(A block of data)
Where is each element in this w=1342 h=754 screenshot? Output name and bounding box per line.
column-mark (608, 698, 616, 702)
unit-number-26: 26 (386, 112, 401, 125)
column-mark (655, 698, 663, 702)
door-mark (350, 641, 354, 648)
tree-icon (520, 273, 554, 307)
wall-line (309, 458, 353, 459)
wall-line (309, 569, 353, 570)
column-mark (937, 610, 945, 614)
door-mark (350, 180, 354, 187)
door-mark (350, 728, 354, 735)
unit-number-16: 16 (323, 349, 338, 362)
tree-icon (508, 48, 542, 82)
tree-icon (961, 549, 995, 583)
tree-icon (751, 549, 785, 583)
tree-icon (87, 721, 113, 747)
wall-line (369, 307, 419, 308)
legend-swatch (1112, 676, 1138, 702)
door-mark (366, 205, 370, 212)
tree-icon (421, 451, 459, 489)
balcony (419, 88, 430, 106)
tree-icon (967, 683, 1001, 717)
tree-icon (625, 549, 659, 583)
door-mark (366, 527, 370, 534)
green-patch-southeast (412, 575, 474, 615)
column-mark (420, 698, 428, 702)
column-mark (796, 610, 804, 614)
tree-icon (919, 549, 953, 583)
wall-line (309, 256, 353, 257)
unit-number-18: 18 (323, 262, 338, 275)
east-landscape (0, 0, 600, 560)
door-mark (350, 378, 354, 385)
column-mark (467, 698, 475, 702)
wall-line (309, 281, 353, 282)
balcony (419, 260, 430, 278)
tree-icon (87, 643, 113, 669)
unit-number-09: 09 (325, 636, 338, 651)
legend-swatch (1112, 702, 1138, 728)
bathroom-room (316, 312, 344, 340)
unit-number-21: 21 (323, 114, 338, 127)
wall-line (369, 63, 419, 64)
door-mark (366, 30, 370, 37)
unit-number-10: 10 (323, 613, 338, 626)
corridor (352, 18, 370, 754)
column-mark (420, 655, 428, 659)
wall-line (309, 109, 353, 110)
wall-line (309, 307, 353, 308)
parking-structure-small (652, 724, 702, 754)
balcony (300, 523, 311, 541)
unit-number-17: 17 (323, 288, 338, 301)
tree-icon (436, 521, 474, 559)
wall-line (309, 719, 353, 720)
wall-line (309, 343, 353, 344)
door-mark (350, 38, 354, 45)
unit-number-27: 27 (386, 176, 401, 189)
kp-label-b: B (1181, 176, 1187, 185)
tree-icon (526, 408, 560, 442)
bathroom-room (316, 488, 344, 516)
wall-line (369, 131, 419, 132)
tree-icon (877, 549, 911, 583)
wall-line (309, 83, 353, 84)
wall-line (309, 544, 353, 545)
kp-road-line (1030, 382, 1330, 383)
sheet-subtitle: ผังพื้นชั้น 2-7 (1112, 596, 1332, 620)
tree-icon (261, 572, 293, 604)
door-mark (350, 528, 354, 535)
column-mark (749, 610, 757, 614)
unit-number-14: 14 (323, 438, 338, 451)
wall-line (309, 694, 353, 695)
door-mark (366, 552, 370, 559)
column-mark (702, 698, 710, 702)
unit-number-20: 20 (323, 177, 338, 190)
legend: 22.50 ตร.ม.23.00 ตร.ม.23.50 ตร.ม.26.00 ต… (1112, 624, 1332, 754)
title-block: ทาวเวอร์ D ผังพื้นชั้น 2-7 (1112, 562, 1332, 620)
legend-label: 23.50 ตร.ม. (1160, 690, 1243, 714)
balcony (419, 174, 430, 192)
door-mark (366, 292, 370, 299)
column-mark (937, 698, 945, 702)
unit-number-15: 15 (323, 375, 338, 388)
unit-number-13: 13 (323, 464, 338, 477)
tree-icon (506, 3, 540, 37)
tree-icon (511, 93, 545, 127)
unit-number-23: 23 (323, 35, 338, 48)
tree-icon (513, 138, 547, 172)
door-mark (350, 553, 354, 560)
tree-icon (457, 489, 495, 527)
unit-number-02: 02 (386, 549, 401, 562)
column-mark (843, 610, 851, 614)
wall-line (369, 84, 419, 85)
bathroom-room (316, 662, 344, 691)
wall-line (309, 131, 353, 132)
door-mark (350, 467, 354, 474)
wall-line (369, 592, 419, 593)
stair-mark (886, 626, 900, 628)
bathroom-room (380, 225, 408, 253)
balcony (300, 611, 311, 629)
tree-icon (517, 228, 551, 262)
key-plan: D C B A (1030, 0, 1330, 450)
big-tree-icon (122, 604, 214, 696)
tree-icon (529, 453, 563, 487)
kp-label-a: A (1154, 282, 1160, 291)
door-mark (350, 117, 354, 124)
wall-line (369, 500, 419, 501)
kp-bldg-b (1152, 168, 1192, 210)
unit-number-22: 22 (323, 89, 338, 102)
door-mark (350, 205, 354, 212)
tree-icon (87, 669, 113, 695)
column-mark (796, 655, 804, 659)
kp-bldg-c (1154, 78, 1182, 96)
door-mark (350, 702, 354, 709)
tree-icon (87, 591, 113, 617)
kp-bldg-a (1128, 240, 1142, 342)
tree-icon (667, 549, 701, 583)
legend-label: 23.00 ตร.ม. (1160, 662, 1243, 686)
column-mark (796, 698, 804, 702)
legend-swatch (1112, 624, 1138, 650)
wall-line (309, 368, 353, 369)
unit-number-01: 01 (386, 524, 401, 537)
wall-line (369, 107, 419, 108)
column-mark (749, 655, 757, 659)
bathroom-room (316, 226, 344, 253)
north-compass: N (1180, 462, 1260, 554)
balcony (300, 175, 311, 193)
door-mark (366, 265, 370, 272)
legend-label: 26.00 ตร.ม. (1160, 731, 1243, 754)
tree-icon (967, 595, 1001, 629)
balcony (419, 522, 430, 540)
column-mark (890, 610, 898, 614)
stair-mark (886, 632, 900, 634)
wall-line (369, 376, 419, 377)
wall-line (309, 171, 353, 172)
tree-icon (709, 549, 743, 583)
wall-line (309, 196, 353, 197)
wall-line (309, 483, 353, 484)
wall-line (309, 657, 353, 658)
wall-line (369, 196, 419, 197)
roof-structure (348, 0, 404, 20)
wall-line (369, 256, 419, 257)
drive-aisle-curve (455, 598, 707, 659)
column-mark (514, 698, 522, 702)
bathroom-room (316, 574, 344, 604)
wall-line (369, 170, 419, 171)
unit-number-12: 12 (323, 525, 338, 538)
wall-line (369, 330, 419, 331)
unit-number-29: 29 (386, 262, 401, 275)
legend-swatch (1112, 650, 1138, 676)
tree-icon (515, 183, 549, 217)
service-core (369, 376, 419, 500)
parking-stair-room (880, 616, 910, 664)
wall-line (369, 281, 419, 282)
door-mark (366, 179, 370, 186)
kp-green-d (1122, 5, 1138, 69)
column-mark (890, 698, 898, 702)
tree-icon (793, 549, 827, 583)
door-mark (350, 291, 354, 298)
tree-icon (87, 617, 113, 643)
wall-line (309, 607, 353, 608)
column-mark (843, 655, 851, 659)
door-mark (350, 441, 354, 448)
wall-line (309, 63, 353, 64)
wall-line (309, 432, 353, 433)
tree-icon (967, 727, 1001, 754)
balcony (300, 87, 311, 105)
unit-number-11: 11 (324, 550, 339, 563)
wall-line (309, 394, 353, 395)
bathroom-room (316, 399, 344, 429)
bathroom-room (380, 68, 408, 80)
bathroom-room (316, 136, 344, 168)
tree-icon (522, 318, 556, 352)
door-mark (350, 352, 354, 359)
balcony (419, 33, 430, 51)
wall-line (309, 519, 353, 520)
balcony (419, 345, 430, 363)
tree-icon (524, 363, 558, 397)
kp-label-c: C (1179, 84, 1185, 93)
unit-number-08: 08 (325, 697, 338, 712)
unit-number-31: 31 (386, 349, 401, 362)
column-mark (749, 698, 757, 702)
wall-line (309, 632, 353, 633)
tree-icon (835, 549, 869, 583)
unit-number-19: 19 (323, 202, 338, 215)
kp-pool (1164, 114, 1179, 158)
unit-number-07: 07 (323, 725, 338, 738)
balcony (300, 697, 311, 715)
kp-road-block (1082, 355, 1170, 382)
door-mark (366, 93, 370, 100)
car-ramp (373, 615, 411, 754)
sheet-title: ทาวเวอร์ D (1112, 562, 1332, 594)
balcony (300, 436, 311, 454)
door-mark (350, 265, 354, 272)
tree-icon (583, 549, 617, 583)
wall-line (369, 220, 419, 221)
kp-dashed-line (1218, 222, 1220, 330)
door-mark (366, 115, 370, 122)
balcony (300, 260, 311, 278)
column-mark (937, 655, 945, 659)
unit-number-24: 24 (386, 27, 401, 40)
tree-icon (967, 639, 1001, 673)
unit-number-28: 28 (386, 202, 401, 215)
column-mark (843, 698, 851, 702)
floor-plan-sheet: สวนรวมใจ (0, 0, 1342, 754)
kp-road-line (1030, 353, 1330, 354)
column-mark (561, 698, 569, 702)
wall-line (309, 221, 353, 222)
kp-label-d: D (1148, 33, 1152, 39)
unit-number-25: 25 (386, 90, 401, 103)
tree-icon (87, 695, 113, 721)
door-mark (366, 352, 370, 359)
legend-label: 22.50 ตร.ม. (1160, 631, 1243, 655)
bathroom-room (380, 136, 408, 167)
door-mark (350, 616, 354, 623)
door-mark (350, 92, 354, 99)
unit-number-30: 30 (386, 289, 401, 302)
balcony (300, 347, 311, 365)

*Aim*. Please write out again the lines from the first one through the line holding "door-mark (350, 728, 354, 735)", inclusive.

*Worked solution*.
Where is each element in this w=1342 h=754 screenshot? Output name and bounding box per line.
column-mark (608, 698, 616, 702)
unit-number-26: 26 (386, 112, 401, 125)
column-mark (655, 698, 663, 702)
door-mark (350, 641, 354, 648)
tree-icon (520, 273, 554, 307)
wall-line (309, 458, 353, 459)
wall-line (309, 569, 353, 570)
column-mark (937, 610, 945, 614)
door-mark (350, 180, 354, 187)
door-mark (350, 728, 354, 735)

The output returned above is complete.